==== Material for this exercise ====
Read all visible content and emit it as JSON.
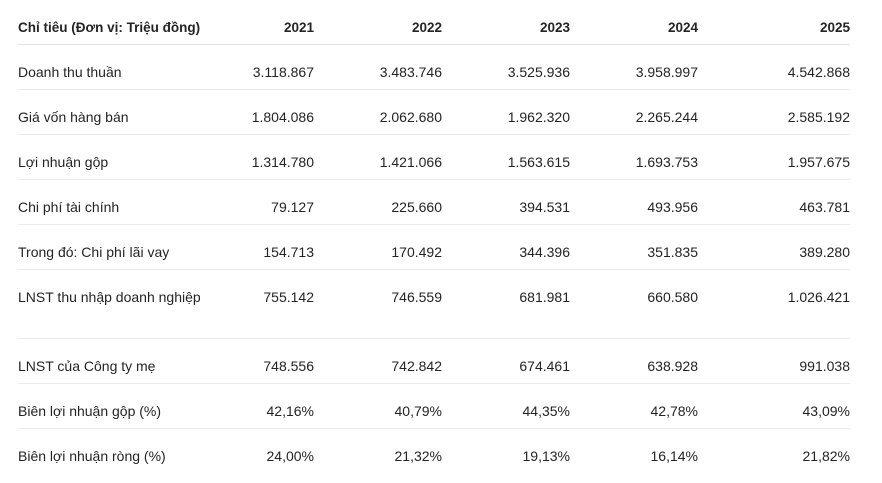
{
  "table": {
    "header_label": "Chỉ tiêu (Đơn vị: Triệu đồng)",
    "years": [
      "2021",
      "2022",
      "2023",
      "2024",
      "2025"
    ],
    "rows": [
      {
        "label": "Doanh thu thuần",
        "values": [
          "3.118.867",
          "3.483.746",
          "3.525.936",
          "3.958.997",
          "4.542.868"
        ]
      },
      {
        "label": "Giá vốn hàng bán",
        "values": [
          "1.804.086",
          "2.062.680",
          "1.962.320",
          "2.265.244",
          "2.585.192"
        ]
      },
      {
        "label": "Lợi nhuận gộp",
        "values": [
          "1.314.780",
          "1.421.066",
          "1.563.615",
          "1.693.753",
          "1.957.675"
        ]
      },
      {
        "label": "Chi phí tài chính",
        "values": [
          "79.127",
          "225.660",
          "394.531",
          "493.956",
          "463.781"
        ]
      },
      {
        "label": "Trong đó: Chi phí lãi vay",
        "values": [
          "154.713",
          "170.492",
          "344.396",
          "351.835",
          "389.280"
        ]
      },
      {
        "label": "LNST thu nhập doanh nghiệp",
        "values": [
          "755.142",
          "746.559",
          "681.981",
          "660.580",
          "1.026.421"
        ]
      },
      {
        "label": "LNST của Công ty mẹ",
        "values": [
          "748.556",
          "742.842",
          "674.461",
          "638.928",
          "991.038"
        ]
      },
      {
        "label": "Biên lợi nhuận gộp (%)",
        "values": [
          "42,16%",
          "40,79%",
          "44,35%",
          "42,78%",
          "43,09%"
        ]
      },
      {
        "label": "Biên lợi nhuận ròng (%)",
        "values": [
          "24,00%",
          "21,32%",
          "19,13%",
          "16,14%",
          "21,82%"
        ]
      }
    ]
  }
}
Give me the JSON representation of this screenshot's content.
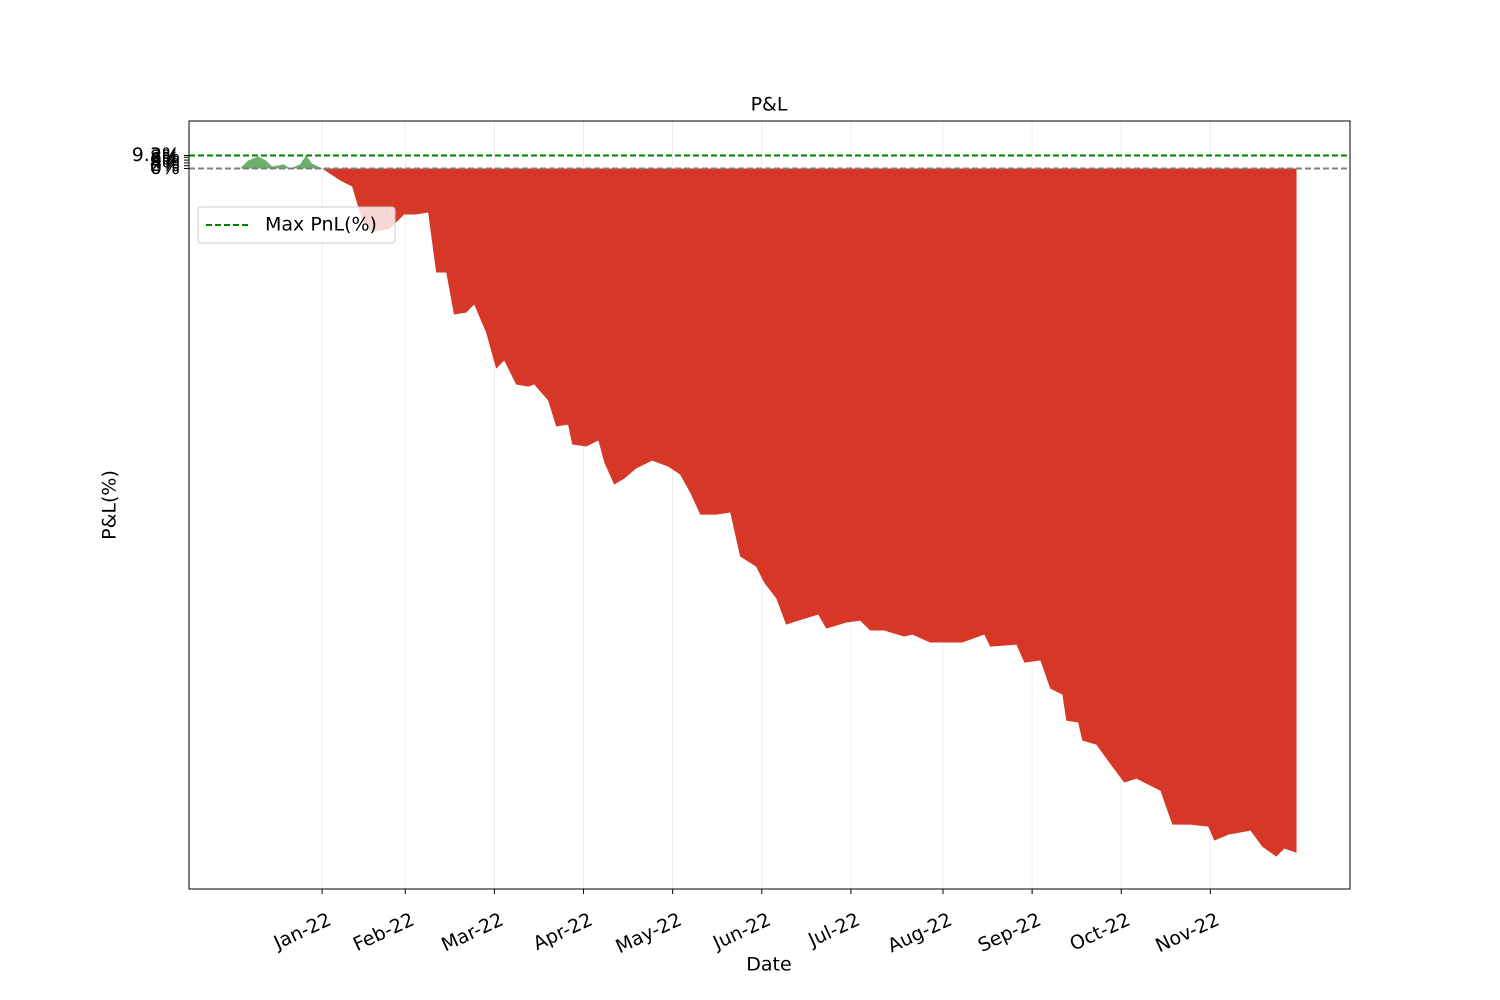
{
  "chart_data": {
    "type": "area",
    "title": "P&L",
    "xlabel": "Date",
    "ylabel": "P&L(%)",
    "x": [
      -27.6,
      -24.9,
      -21.5,
      -18.9,
      -16.8,
      -12.8,
      -10.8,
      -7.4,
      -5.4,
      -3.4,
      0,
      2.0,
      6.1,
      10.1,
      13.5,
      16.8,
      22.9,
      27.6,
      31.6,
      35.7,
      38.4,
      41.8,
      44.4,
      48.5,
      51.2,
      55.2,
      58.6,
      61.3,
      65.3,
      69.4,
      71.4,
      76.1,
      78.8,
      82.8,
      84.2,
      88.9,
      93.0,
      95.0,
      98.3,
      101.7,
      105.7,
      111.1,
      116.5,
      120.5,
      123.9,
      127.3,
      132.7,
      137.4,
      140.7,
      146.1,
      148.8,
      152.9,
      156.2,
      160.3,
      167.0,
      169.7,
      176.4,
      181.1,
      184.5,
      189.2,
      195.9,
      198.7,
      204.7,
      215.5,
      222.9,
      224.9,
      233.7,
      236.4,
      241.8,
      245.1,
      249.2,
      250.5,
      254.5,
      255.9,
      260.6,
      266.0,
      270.0,
      274.1,
      282.2,
      286.2,
      292.3,
      298.3,
      300.3,
      305.1,
      312.5,
      316.5,
      321.2,
      323.9,
      328.0
    ],
    "series": [
      {
        "name": "P&L(%)",
        "color": "#d73727",
        "positive_color": "#6aaf6a",
        "values": [
          0,
          5.7,
          8.6,
          5.7,
          1.4,
          2.9,
          0,
          2.9,
          9.3,
          3.6,
          0,
          -2.9,
          -8.6,
          -12.9,
          -37.2,
          -45.8,
          -43.0,
          -33.0,
          -33.0,
          -31.5,
          -74.5,
          -74.5,
          -104.6,
          -103.2,
          -97.4,
          -117.5,
          -143.3,
          -137.5,
          -154.7,
          -156.2,
          -154.7,
          -166.2,
          -184.8,
          -183.4,
          -197.7,
          -199.1,
          -194.8,
          -210.6,
          -226.4,
          -222.1,
          -214.9,
          -209.2,
          -213.5,
          -219.2,
          -232.1,
          -247.9,
          -247.9,
          -246.4,
          -277.9,
          -285.1,
          -296.6,
          -308.0,
          -326.7,
          -323.8,
          -319.5,
          -329.5,
          -325.2,
          -323.8,
          -330.9,
          -330.9,
          -335.2,
          -333.8,
          -339.5,
          -339.5,
          -333.8,
          -342.4,
          -341.0,
          -353.9,
          -352.4,
          -372.5,
          -376.8,
          -395.4,
          -396.8,
          -409.7,
          -412.6,
          -428.4,
          -439.8,
          -437.0,
          -445.6,
          -469.9,
          -469.9,
          -471.3,
          -481.4,
          -477.1,
          -474.2,
          -485.7,
          -492.8,
          -487.1,
          -490.0
        ]
      }
    ],
    "hlines": [
      {
        "name": "Max PnL(%)",
        "value": 9.3,
        "color": "#008000"
      }
    ],
    "baseline": {
      "value": 0,
      "color": "#808080"
    },
    "xlim": [
      -44.8,
      346
    ],
    "xticks": [
      {
        "value": 0,
        "label": "Jan-22"
      },
      {
        "value": 28,
        "label": "Feb-22"
      },
      {
        "value": 58,
        "label": "Mar-22"
      },
      {
        "value": 88,
        "label": "Apr-22"
      },
      {
        "value": 118,
        "label": "May-22"
      },
      {
        "value": 148,
        "label": "Jun-22"
      },
      {
        "value": 178,
        "label": "Jul-22"
      },
      {
        "value": 209,
        "label": "Aug-22"
      },
      {
        "value": 239,
        "label": "Sep-22"
      },
      {
        "value": 269,
        "label": "Oct-22"
      },
      {
        "value": 299,
        "label": "Nov-22"
      }
    ],
    "ylim": [
      -516,
      34
    ],
    "yticks": [
      {
        "value": 0,
        "label": "0%"
      },
      {
        "value": 2,
        "label": "2%"
      },
      {
        "value": 4,
        "label": "4%"
      },
      {
        "value": 6,
        "label": "6%"
      },
      {
        "value": 8,
        "label": "8%"
      },
      {
        "value": 9.3,
        "label": "9.3%"
      }
    ],
    "grid": true,
    "legend": "upper left"
  }
}
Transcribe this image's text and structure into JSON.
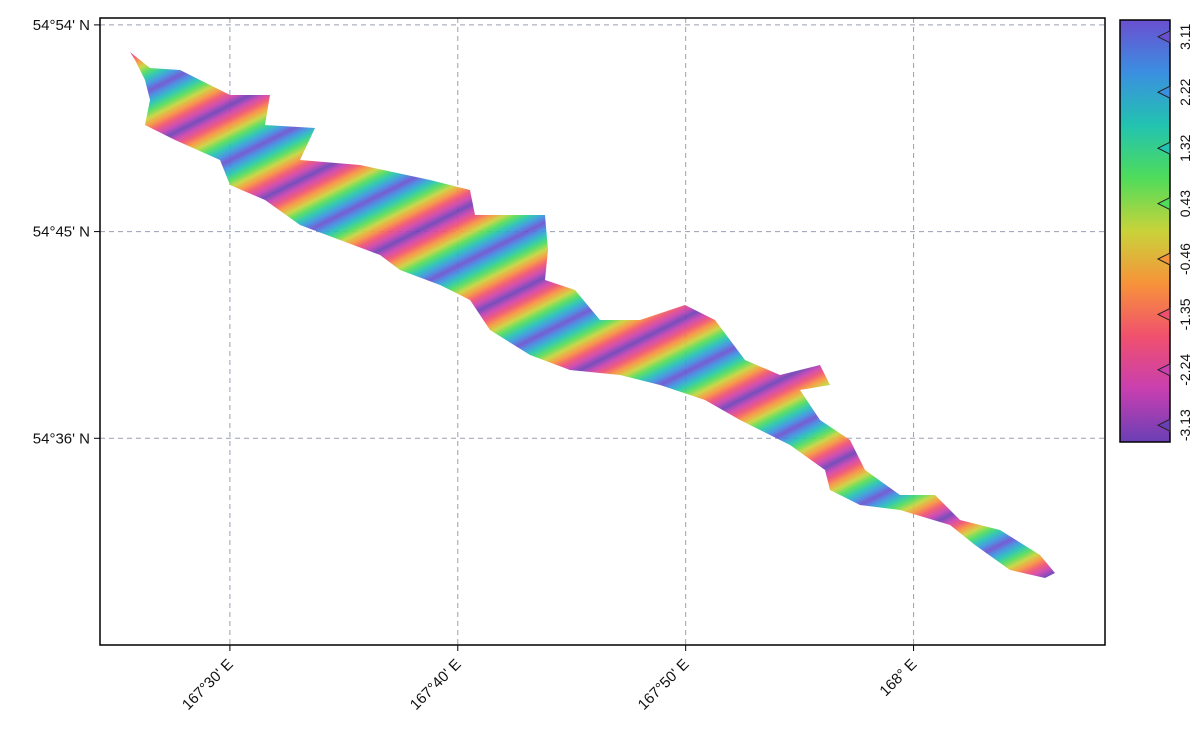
{
  "map": {
    "xlim": [
      167.405,
      168.14
    ],
    "ylim": [
      54.45,
      54.905
    ],
    "lon_ticks": [
      {
        "value": 167.5,
        "label": "167°30' E"
      },
      {
        "value": 167.6666667,
        "label": "167°40' E"
      },
      {
        "value": 167.8333333,
        "label": "167°50' E"
      },
      {
        "value": 168.0,
        "label": "168° E"
      }
    ],
    "lat_ticks": [
      {
        "value": 54.9,
        "label": "54°54' N"
      },
      {
        "value": 54.75,
        "label": "54°45' N"
      },
      {
        "value": 54.6,
        "label": "54°36' N"
      }
    ],
    "grid": true,
    "colorbar": {
      "lim": [
        -3.4,
        3.38
      ],
      "ticks": [
        -3.13,
        -2.24,
        -1.35,
        -0.46,
        0.43,
        1.32,
        2.22,
        3.11
      ],
      "colormap": [
        "#6a3fb5",
        "#c83fb0",
        "#f0506e",
        "#f7933a",
        "#c9d33a",
        "#4fdc5a",
        "#22c3b0",
        "#3b8fe0",
        "#6a4fd0"
      ]
    }
  }
}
====
Written exercise — Every record above should come back exactly, but without its pictures.

Right answer —
Read all visible content and emit it as JSON.
{
  "table": {
    "header_label": "Chỉ tiêu (Đơn vị: Triệu đồng)",
    "years": [
      "2021",
      "2022",
      "2023",
      "2024",
      "2025"
    ],
    "rows": [
      {
        "label": "Doanh thu thuần",
        "values": [
          "3.118.867",
          "3.483.746",
          "3.525.936",
          "3.958.997",
          "4.542.868"
        ]
      },
      {
        "label": "Giá vốn hàng bán",
        "values": [
          "1.804.086",
          "2.062.680",
          "1.962.320",
          "2.265.244",
          "2.585.192"
        ]
      },
      {
        "label": "Lợi nhuận gộp",
        "values": [
          "1.314.780",
          "1.421.066",
          "1.563.615",
          "1.693.753",
          "1.957.675"
        ]
      },
      {
        "label": "Chi phí tài chính",
        "values": [
          "79.127",
          "225.660",
          "394.531",
          "493.956",
          "463.781"
        ]
      },
      {
        "label": "Trong đó: Chi phí lãi vay",
        "values": [
          "154.713",
          "170.492",
          "344.396",
          "351.835",
          "389.280"
        ]
      },
      {
        "label": "LNST thu nhập doanh nghiệp",
        "values": [
          "755.142",
          "746.559",
          "681.981",
          "660.580",
          "1.026.421"
        ]
      },
      {
        "label": "LNST của Công ty mẹ",
        "values": [
          "748.556",
          "742.842",
          "674.461",
          "638.928",
          "991.038"
        ]
      },
      {
        "label": "Biên lợi nhuận gộp (%)",
        "values": [
          "42,16%",
          "40,79%",
          "44,35%",
          "42,78%",
          "43,09%"
        ]
      },
      {
        "label": "Biên lợi nhuận ròng (%)",
        "values": [
          "24,00%",
          "21,32%",
          "19,13%",
          "16,14%",
          "21,82%"
        ]
      }
    ]
  }
}
Give me the JSON representation of this screenshot's content.
{
  "chart_data": {
    "type": "area",
    "title": "P&L",
    "xlabel": "Date",
    "ylabel": "P&L(%)",
    "x": [
      -27.6,
      -24.9,
      -21.5,
      -18.9,
      -16.8,
      -12.8,
      -10.8,
      -7.4,
      -5.4,
      -3.4,
      0,
      2.0,
      6.1,
      10.1,
      13.5,
      16.8,
      22.9,
      27.6,
      31.6,
      35.7,
      38.4,
      41.8,
      44.4,
      48.5,
      51.2,
      55.2,
      58.6,
      61.3,
      65.3,
      69.4,
      71.4,
      76.1,
      78.8,
      82.8,
      84.2,
      88.9,
      93.0,
      95.0,
      98.3,
      101.7,
      105.7,
      111.1,
      116.5,
      120.5,
      123.9,
      127.3,
      132.7,
      137.4,
      140.7,
      146.1,
      148.8,
      152.9,
      156.2,
      160.3,
      167.0,
      169.7,
      176.4,
      181.1,
      184.5,
      189.2,
      195.9,
      198.7,
      204.7,
      215.5,
      222.9,
      224.9,
      233.7,
      236.4,
      241.8,
      245.1,
      249.2,
      250.5,
      254.5,
      255.9,
      260.6,
      266.0,
      270.0,
      274.1,
      282.2,
      286.2,
      292.3,
      298.3,
      300.3,
      305.1,
      312.5,
      316.5,
      321.2,
      323.9,
      328.0
    ],
    "series": [
      {
        "name": "P&L(%)",
        "color": "#d73727",
        "positive_color": "#6aaf6a",
        "values": [
          0,
          5.7,
          8.6,
          5.7,
          1.4,
          2.9,
          0,
          2.9,
          9.3,
          3.6,
          0,
          -2.9,
          -8.6,
          -12.9,
          -37.2,
          -45.8,
          -43.0,
          -33.0,
          -33.0,
          -31.5,
          -74.5,
          -74.5,
          -104.6,
          -103.2,
          -97.4,
          -117.5,
          -143.3,
          -137.5,
          -154.7,
          -156.2,
          -154.7,
          -166.2,
          -184.8,
          -183.4,
          -197.7,
          -199.1,
          -194.8,
          -210.6,
          -226.4,
          -222.1,
          -214.9,
          -209.2,
          -213.5,
          -219.2,
          -232.1,
          -247.9,
          -247.9,
          -246.4,
          -277.9,
          -285.1,
          -296.6,
          -308.0,
          -326.7,
          -323.8,
          -319.5,
          -329.5,
          -325.2,
          -323.8,
          -330.9,
          -330.9,
          -335.2,
          -333.8,
          -339.5,
          -339.5,
          -333.8,
          -342.4,
          -341.0,
          -353.9,
          -352.4,
          -372.5,
          -376.8,
          -395.4,
          -396.8,
          -409.7,
          -412.6,
          -428.4,
          -439.8,
          -437.0,
          -445.6,
          -469.9,
          -469.9,
          -471.3,
          -481.4,
          -477.1,
          -474.2,
          -485.7,
          -492.8,
          -487.1,
          -490.0
        ]
      }
    ],
    "hlines": [
      {
        "name": "Max PnL(%)",
        "value": 9.3,
        "color": "#008000"
      }
    ],
    "baseline": {
      "value": 0,
      "color": "#808080"
    },
    "xlim": [
      -44.8,
      346
    ],
    "xticks": [
      {
        "value": 0,
        "label": "Jan-22"
      },
      {
        "value": 28,
        "label": "Feb-22"
      },
      {
        "value": 58,
        "label": "Mar-22"
      },
      {
        "value": 88,
        "label": "Apr-22"
      },
      {
        "value": 118,
        "label": "May-22"
      },
      {
        "value": 148,
        "label": "Jun-22"
      },
      {
        "value": 178,
        "label": "Jul-22"
      },
      {
        "value": 209,
        "label": "Aug-22"
      },
      {
        "value": 239,
        "label": "Sep-22"
      },
      {
        "value": 269,
        "label": "Oct-22"
      },
      {
        "value": 299,
        "label": "Nov-22"
      }
    ],
    "ylim": [
      -516,
      34
    ],
    "yticks": [
      {
        "value": 0,
        "label": "0%"
      },
      {
        "value": 2,
        "label": "2%"
      },
      {
        "value": 4,
        "label": "4%"
      },
      {
        "value": 6,
        "label": "6%"
      },
      {
        "value": 8,
        "label": "8%"
      },
      {
        "value": 9.3,
        "label": "9.3%"
      }
    ],
    "grid": true,
    "legend": "upper left"
  }
}
Transcribe this image's text and structure into JSON.
{
  "map": {
    "xlim": [
      167.405,
      168.14
    ],
    "ylim": [
      54.45,
      54.905
    ],
    "lon_ticks": [
      {
        "value": 167.5,
        "label": "167°30' E"
      },
      {
        "value": 167.6666667,
        "label": "167°40' E"
      },
      {
        "value": 167.8333333,
        "label": "167°50' E"
      },
      {
        "value": 168.0,
        "label": "168° E"
      }
    ],
    "lat_ticks": [
      {
        "value": 54.9,
        "label": "54°54' N"
      },
      {
        "value": 54.75,
        "label": "54°45' N"
      },
      {
        "value": 54.6,
        "label": "54°36' N"
      }
    ],
    "grid": true,
    "colorbar": {
      "lim": [
        -3.4,
        3.38
      ],
      "ticks": [
        -3.13,
        -2.24,
        -1.35,
        -0.46,
        0.43,
        1.32,
        2.22,
        3.11
      ],
      "colormap": [
        "#6a3fb5",
        "#c83fb0",
        "#f0506e",
        "#f7933a",
        "#c9d33a",
        "#4fdc5a",
        "#22c3b0",
        "#3b8fe0",
        "#6a4fd0"
      ]
    }
  }
}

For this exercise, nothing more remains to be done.